**Exercise prompt:** Work out how many lines hold the string "text". The answer is a single number, nothing more.

**Extracted entries:**
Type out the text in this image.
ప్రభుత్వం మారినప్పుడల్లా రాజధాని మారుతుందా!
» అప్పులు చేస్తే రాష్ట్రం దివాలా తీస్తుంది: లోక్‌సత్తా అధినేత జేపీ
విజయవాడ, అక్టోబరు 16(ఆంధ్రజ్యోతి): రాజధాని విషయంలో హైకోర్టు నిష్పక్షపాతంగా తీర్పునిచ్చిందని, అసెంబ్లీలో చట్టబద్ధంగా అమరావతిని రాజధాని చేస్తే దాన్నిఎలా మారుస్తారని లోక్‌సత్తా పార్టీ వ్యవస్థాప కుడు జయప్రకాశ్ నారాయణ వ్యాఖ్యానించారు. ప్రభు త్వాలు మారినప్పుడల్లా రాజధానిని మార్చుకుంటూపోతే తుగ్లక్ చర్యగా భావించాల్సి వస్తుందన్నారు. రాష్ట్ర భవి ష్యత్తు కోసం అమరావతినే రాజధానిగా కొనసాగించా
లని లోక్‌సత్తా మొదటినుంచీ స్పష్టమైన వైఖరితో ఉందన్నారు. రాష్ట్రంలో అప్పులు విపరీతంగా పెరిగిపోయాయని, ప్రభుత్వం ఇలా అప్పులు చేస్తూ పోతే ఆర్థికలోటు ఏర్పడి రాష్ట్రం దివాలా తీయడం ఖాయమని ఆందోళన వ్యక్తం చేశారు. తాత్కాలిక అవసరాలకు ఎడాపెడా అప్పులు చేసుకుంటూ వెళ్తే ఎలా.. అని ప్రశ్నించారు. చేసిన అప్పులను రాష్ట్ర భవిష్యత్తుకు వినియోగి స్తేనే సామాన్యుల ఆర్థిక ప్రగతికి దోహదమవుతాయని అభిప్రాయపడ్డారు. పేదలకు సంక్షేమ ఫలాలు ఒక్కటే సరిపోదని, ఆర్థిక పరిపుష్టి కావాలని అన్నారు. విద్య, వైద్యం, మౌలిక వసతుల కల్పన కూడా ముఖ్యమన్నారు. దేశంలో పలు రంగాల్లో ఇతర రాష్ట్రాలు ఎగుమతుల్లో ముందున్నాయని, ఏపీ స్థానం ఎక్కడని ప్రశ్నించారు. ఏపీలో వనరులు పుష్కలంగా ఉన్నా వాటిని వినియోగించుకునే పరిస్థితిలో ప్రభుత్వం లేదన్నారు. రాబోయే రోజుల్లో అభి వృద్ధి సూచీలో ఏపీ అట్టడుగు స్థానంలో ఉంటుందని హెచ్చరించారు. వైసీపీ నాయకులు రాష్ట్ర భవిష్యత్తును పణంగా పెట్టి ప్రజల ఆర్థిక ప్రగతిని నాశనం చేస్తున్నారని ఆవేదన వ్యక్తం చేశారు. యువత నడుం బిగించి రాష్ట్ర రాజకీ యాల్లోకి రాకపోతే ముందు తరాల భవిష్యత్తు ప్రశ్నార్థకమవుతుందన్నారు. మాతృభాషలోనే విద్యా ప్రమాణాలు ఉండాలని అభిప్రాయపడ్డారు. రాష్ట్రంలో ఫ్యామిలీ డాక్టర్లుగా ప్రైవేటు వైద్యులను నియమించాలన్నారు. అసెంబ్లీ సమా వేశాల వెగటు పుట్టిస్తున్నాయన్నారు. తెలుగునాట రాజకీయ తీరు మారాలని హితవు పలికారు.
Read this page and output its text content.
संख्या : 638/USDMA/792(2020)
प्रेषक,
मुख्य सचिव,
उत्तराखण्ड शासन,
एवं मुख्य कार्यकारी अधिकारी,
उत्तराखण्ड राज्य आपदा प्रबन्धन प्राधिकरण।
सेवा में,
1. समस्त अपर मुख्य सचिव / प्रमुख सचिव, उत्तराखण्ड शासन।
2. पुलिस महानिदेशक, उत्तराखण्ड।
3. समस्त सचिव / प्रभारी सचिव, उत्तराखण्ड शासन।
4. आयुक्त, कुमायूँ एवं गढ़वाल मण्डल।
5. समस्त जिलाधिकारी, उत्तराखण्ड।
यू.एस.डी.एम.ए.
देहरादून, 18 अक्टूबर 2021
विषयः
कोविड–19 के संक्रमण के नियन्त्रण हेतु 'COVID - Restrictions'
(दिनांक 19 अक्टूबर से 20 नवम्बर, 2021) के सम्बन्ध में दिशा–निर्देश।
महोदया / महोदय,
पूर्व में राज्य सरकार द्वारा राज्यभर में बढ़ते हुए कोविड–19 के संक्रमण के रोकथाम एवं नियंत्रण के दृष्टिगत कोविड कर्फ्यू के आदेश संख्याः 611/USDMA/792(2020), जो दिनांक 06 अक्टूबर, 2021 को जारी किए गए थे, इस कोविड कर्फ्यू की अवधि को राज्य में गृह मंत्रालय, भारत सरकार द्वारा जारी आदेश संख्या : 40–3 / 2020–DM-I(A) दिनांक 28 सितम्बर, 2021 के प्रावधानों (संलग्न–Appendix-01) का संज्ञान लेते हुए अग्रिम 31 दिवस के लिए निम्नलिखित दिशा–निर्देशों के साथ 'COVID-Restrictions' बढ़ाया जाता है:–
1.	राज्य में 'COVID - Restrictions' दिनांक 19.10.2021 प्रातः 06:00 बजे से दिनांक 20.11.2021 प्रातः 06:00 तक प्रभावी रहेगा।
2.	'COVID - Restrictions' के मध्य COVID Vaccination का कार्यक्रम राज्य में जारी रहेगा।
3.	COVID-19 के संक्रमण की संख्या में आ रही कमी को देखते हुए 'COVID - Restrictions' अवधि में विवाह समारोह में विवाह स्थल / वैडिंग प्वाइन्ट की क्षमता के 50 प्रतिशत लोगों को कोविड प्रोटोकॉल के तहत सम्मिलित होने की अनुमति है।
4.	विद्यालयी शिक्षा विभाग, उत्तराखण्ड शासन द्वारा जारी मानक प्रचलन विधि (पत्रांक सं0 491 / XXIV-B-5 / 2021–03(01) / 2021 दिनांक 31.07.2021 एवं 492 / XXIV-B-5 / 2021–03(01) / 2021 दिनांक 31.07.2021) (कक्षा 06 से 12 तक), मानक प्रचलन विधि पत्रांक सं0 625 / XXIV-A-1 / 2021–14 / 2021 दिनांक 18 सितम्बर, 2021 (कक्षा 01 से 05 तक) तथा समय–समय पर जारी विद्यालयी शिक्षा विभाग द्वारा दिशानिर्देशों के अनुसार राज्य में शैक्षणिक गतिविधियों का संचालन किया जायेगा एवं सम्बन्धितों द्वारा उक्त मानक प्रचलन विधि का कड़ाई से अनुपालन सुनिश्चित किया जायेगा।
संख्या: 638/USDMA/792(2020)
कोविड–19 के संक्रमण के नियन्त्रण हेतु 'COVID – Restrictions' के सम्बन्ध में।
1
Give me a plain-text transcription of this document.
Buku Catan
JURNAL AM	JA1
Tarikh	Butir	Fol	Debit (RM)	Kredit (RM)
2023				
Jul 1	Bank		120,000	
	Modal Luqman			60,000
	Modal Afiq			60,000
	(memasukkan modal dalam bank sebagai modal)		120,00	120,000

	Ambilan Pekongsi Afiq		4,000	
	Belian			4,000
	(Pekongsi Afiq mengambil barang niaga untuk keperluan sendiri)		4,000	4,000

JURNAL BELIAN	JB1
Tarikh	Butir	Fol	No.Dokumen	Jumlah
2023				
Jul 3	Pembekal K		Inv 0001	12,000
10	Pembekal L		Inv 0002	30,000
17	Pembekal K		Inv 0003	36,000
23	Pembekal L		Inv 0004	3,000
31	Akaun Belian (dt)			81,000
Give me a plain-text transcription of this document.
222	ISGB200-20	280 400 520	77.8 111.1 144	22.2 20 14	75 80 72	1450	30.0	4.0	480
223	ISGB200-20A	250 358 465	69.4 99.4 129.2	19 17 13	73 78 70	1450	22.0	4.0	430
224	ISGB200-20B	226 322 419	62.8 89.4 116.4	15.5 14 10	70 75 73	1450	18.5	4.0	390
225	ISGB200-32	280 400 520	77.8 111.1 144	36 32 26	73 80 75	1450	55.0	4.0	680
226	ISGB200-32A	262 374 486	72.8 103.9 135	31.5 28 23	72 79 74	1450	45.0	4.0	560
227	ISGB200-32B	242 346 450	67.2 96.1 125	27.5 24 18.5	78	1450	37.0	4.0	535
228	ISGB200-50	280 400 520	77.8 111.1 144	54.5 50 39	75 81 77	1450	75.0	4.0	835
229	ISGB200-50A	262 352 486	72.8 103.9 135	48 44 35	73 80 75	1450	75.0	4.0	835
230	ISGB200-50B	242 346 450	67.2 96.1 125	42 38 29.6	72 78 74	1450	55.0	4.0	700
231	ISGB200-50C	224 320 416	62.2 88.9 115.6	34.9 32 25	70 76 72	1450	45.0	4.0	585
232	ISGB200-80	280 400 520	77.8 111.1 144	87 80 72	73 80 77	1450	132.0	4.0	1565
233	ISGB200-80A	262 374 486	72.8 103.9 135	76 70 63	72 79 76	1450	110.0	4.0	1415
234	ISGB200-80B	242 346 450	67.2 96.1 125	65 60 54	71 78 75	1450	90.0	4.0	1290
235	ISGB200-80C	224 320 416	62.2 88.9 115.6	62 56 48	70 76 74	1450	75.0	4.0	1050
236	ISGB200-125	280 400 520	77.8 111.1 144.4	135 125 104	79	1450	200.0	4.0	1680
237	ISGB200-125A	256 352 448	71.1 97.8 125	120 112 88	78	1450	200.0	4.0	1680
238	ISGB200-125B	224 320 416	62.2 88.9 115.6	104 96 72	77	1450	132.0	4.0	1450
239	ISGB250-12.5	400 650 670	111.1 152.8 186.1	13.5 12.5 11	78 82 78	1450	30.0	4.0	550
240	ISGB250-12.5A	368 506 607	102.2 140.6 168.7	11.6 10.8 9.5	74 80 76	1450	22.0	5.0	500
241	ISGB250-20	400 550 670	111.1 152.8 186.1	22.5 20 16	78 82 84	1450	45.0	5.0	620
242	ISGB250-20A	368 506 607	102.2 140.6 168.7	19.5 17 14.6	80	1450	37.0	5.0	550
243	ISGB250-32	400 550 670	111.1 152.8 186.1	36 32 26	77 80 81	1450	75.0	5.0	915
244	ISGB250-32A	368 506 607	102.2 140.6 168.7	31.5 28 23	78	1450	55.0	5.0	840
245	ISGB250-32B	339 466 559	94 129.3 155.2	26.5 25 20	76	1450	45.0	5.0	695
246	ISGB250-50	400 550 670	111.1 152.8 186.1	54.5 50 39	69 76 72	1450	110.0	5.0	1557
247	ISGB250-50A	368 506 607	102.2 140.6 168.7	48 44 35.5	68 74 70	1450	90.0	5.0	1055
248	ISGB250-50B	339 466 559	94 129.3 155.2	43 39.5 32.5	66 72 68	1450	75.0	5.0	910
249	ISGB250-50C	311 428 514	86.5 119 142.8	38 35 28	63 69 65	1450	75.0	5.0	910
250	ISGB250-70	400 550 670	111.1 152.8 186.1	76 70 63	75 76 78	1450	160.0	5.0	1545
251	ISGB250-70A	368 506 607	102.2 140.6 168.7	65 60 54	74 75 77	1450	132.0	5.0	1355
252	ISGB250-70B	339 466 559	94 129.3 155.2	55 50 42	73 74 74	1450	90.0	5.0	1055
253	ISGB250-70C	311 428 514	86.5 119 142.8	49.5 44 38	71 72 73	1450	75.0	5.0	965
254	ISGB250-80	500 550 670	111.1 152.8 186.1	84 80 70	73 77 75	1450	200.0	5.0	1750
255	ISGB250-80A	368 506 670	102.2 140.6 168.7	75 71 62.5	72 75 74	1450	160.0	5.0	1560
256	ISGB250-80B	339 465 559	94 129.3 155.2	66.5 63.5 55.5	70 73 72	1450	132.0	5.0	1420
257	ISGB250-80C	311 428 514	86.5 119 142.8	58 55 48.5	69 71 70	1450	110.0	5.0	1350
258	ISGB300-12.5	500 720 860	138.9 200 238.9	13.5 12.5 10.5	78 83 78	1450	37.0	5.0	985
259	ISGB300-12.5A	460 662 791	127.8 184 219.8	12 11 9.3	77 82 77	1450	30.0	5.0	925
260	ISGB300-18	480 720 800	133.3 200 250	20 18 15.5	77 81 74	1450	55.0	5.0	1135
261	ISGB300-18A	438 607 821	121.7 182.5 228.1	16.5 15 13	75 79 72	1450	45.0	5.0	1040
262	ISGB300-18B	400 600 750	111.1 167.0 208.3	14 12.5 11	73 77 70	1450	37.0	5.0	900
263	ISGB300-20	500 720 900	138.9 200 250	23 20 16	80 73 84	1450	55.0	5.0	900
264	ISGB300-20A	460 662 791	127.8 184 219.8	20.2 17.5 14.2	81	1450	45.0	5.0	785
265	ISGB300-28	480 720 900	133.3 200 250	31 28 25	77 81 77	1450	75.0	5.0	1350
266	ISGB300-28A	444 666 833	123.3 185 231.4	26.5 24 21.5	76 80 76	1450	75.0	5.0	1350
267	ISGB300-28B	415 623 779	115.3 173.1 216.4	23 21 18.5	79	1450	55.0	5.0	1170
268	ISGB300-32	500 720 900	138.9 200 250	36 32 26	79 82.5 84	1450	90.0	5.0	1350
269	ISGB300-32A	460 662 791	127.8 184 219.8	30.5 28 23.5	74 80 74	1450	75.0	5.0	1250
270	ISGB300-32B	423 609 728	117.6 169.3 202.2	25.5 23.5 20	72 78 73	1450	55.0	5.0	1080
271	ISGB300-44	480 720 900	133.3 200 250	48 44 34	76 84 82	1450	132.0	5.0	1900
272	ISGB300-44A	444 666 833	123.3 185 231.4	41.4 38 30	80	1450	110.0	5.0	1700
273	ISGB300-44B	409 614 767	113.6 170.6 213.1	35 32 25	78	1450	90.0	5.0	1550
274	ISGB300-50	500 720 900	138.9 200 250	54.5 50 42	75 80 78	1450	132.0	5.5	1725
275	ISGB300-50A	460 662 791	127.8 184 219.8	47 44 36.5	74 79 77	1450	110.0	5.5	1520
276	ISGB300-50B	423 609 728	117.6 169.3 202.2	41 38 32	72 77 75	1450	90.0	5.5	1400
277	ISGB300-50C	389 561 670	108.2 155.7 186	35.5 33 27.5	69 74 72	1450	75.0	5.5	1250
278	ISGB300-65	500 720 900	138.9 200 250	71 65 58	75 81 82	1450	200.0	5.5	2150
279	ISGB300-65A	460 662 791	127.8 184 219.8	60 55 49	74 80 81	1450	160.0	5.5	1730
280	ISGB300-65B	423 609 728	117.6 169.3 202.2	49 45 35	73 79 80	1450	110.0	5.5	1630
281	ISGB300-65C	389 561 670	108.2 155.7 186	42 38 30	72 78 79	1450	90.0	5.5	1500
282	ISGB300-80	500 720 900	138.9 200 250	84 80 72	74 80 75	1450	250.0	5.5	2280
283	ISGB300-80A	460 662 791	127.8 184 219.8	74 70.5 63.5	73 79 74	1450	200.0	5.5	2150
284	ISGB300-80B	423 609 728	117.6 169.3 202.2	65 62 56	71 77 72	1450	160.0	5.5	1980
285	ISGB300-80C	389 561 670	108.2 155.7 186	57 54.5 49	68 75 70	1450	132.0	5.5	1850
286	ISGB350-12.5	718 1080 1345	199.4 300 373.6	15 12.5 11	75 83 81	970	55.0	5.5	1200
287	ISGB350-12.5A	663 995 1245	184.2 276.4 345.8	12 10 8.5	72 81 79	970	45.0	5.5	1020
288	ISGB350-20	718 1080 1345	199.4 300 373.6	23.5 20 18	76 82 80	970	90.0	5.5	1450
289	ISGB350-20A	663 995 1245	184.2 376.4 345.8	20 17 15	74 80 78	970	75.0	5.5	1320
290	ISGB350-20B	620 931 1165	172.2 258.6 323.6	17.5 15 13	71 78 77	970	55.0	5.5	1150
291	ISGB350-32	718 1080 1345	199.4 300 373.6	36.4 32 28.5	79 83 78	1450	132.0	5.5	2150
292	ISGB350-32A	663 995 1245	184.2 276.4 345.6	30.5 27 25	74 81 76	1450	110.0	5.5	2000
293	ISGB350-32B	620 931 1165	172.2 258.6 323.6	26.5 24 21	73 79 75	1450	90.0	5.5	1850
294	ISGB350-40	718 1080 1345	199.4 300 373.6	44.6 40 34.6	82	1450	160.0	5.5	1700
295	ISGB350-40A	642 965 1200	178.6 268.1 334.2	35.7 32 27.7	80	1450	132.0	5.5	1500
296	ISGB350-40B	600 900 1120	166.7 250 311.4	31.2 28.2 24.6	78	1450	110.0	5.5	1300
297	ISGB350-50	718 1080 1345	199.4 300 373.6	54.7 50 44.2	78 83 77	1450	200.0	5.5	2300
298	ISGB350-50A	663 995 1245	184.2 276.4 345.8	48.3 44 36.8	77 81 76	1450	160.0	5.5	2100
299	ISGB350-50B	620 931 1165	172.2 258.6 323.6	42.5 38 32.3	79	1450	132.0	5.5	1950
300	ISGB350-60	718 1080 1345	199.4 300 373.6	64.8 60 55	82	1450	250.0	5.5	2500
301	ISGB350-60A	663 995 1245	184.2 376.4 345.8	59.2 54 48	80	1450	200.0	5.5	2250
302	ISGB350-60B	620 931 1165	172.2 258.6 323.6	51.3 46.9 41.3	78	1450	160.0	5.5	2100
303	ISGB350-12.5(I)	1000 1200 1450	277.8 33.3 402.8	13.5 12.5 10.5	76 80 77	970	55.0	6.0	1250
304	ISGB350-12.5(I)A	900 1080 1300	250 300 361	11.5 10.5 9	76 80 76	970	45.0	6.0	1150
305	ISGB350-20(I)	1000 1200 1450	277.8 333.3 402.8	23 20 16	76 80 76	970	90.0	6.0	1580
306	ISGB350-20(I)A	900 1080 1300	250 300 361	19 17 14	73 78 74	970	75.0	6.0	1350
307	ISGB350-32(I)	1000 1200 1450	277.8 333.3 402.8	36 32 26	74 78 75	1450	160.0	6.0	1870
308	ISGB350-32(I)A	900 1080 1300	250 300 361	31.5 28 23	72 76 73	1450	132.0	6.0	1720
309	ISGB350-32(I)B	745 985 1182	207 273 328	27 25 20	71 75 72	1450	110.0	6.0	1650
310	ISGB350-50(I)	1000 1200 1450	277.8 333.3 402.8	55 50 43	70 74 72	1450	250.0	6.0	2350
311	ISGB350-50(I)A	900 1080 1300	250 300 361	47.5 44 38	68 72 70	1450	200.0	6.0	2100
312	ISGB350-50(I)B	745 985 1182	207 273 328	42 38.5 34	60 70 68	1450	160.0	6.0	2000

**Complete answer:** 4